*WHAT THE TASK ASKS*.
Write out the entries below once more, exactly, with the pictures left out.

*RAW DATA*.

┏━━

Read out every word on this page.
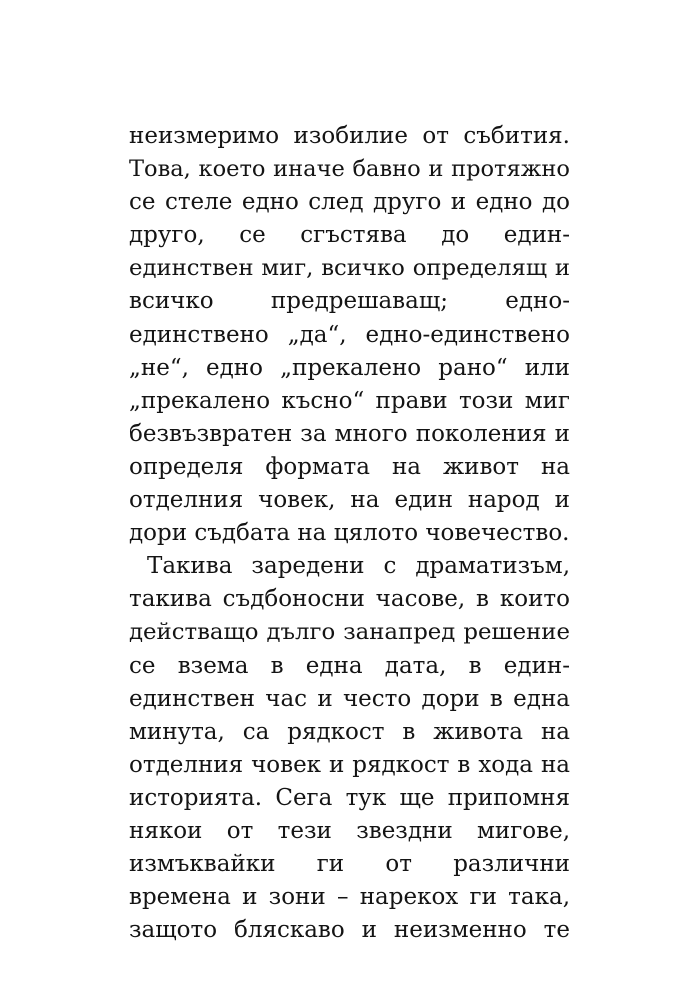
неизмеримо изобилие от събития.
Това, което иначе бавно и протяжно
се стеле едно след друго и едно до
друго, се сгъстява до един-
единствен миг, всичко определящ и
всичко предрешаващ; едно-
единствено „да“, едно-единствено
„не“, едно „прекалено рано“ или
„прекалено късно“ прави този миг
безвъзвратен за много поколения и
определя формата на живот на
отделния човек, на един народ и
дори съдбата на цялото човечество.
Такива заредени с драматизъм,
такива съдбоносни часове, в които
действащо дълго занапред решение
се взема в една дата, в един-
единствен час и често дори в една
минута, са рядкост в живота на
отделния човек и рядкост в хода на
историята. Сега тук ще припомня
някои от тези звездни мигове,
измъквайки ги от различни
времена и зони – нарекох ги така,
защото бляскаво и неизменно те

┗━━

*REPLY*.
Read out every word on this page.
неизмеримо изобилие от събития.
Това, което иначе бавно и протяжно
се стеле едно след друго и едно до
друго, се сгъстява до един-
единствен миг, всичко определящ и
всичко предрешаващ; едно-
единствено „да“, едно-единствено
„не“, едно „прекалено рано“ или
„прекалено късно“ прави този миг
безвъзвратен за много поколения и
определя формата на живот на
отделния човек, на един народ и
дори съдбата на цялото човечество.
Такива заредени с драматизъм,
такива съдбоносни часове, в които
действащо дълго занапред решение
се взема в една дата, в един-
единствен час и често дори в една
минута, са рядкост в живота на
отделния човек и рядкост в хода на
историята. Сега тук ще припомня
някои от тези звездни мигове,
измъквайки ги от различни
времена и зони – нарекох ги така,
защото бляскаво и неизменно те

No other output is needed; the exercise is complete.